- _Records to process_

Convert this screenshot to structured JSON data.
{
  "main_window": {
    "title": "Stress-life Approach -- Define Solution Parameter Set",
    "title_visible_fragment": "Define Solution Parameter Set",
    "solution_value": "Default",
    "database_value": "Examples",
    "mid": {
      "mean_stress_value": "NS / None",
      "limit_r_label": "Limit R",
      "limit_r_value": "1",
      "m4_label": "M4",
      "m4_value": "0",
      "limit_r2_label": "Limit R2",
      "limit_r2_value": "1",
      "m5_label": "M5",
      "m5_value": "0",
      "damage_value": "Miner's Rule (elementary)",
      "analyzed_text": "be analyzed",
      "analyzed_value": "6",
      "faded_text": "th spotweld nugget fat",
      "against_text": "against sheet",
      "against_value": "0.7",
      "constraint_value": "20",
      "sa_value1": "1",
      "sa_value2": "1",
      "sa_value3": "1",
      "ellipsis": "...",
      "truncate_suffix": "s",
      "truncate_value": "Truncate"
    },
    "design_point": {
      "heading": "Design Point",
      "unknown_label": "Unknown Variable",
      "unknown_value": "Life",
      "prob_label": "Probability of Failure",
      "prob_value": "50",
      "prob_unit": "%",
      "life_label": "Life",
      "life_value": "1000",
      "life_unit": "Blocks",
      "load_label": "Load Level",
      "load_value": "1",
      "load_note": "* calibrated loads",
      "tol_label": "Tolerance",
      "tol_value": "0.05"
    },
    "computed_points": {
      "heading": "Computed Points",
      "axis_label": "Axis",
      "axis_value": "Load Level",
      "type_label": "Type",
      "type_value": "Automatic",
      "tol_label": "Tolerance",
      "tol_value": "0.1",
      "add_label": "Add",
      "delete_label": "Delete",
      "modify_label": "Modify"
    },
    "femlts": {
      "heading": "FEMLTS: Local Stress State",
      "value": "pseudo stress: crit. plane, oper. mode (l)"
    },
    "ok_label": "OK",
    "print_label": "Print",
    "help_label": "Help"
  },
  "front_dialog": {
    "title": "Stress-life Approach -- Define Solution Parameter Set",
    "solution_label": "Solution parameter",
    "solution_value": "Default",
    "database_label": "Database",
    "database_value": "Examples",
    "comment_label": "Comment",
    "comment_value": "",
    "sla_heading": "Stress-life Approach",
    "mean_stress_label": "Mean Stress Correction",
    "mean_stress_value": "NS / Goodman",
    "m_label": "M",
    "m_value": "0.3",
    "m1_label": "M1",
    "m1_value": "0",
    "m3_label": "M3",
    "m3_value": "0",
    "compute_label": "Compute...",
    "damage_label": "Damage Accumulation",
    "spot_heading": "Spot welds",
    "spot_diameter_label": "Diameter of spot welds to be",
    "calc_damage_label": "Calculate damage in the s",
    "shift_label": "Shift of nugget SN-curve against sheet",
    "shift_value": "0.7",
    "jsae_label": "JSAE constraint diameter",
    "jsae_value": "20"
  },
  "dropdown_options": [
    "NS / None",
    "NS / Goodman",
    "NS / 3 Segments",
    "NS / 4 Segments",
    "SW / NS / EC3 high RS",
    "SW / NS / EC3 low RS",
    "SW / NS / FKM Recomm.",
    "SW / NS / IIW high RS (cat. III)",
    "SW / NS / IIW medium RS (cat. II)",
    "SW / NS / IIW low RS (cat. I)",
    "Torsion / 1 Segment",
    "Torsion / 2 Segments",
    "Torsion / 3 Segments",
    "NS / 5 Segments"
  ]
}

- _What this task involves_
What is the number of lines in the data holding the word "welds"? Reply with that number only.

- _Complete output_
2